● **Requirement**: Find the lines holding the string "text" in the data, then copy all of them.

* Start Input records *

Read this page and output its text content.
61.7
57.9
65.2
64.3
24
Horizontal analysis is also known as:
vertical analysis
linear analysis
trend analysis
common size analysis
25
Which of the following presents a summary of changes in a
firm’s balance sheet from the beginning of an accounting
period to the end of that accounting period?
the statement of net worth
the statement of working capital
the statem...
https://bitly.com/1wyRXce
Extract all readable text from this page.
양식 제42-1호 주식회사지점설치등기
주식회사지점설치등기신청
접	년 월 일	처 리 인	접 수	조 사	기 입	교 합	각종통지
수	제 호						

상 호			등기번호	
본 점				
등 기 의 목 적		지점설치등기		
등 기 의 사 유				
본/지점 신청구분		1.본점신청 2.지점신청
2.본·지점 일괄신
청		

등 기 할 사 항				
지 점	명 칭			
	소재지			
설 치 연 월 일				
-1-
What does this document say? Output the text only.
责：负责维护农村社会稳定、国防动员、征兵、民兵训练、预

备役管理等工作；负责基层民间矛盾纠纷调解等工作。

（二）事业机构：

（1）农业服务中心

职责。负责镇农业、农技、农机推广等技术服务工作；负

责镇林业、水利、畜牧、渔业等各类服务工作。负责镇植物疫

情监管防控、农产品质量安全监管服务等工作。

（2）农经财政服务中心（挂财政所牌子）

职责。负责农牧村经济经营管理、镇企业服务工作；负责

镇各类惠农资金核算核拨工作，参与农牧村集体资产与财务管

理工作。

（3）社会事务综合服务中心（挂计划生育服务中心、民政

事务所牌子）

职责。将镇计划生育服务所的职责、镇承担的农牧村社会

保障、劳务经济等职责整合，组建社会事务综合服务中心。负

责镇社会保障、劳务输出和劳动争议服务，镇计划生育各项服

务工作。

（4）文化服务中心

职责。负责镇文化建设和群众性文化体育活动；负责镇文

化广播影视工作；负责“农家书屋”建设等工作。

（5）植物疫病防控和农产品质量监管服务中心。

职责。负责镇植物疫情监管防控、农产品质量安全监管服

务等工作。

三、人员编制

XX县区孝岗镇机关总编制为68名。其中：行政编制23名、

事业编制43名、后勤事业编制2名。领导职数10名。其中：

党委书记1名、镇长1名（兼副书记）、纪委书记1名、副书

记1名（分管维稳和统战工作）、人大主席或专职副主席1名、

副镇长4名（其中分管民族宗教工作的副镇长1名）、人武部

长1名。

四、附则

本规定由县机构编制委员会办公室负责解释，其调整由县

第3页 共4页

* End Input records *

● **Full solution**:
Read this page and output its text content.
Extract all readable text from this page.
What does this document say? Output the text only.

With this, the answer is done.